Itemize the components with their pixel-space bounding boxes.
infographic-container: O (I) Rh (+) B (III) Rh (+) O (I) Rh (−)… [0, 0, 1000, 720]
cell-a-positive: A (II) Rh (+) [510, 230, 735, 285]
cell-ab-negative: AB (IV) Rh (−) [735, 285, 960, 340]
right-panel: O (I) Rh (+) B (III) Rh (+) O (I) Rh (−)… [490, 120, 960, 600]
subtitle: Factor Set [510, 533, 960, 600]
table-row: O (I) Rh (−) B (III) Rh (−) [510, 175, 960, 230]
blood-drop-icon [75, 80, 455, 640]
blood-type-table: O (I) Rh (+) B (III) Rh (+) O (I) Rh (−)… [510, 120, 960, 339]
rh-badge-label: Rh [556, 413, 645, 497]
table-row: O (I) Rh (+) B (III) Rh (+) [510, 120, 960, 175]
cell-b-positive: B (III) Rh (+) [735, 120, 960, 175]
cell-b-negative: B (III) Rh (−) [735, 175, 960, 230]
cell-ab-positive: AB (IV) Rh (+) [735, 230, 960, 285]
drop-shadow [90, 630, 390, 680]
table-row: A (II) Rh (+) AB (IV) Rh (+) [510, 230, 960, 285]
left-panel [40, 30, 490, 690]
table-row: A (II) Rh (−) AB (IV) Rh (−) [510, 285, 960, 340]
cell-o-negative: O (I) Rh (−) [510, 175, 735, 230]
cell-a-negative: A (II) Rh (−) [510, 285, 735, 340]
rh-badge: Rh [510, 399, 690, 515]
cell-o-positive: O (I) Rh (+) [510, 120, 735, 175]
----------------------------------------
Retype every one of the rows above word for word, without changing any characters.

Answer to this problem:
Itemize the components with their pixel-space bounding boxes.
infographic-container: O (I) Rh (+) B (III) Rh (+) O (I) Rh (−)… [0, 0, 1000, 720]
cell-a-positive: A (II) Rh (+) [510, 230, 735, 285]
cell-ab-negative: AB (IV) Rh (−) [735, 285, 960, 340]
right-panel: O (I) Rh (+) B (III) Rh (+) O (I) Rh (−)… [490, 120, 960, 600]
subtitle: Factor Set [510, 533, 960, 600]
table-row: O (I) Rh (−) B (III) Rh (−) [510, 175, 960, 230]
blood-drop-icon [75, 80, 455, 640]
blood-type-table: O (I) Rh (+) B (III) Rh (+) O (I) Rh (−)… [510, 120, 960, 339]
rh-badge-label: Rh [556, 413, 645, 497]
table-row: O (I) Rh (+) B (III) Rh (+) [510, 120, 960, 175]
cell-b-positive: B (III) Rh (+) [735, 120, 960, 175]
cell-b-negative: B (III) Rh (−) [735, 175, 960, 230]
cell-ab-positive: AB (IV) Rh (+) [735, 230, 960, 285]
drop-shadow [90, 630, 390, 680]
table-row: A (II) Rh (+) AB (IV) Rh (+) [510, 230, 960, 285]
left-panel [40, 30, 490, 690]
table-row: A (II) Rh (−) AB (IV) Rh (−) [510, 285, 960, 340]
cell-o-negative: O (I) Rh (−) [510, 175, 735, 230]
cell-a-negative: A (II) Rh (−) [510, 285, 735, 340]
rh-badge: Rh [510, 399, 690, 515]
cell-o-positive: O (I) Rh (+) [510, 120, 735, 175]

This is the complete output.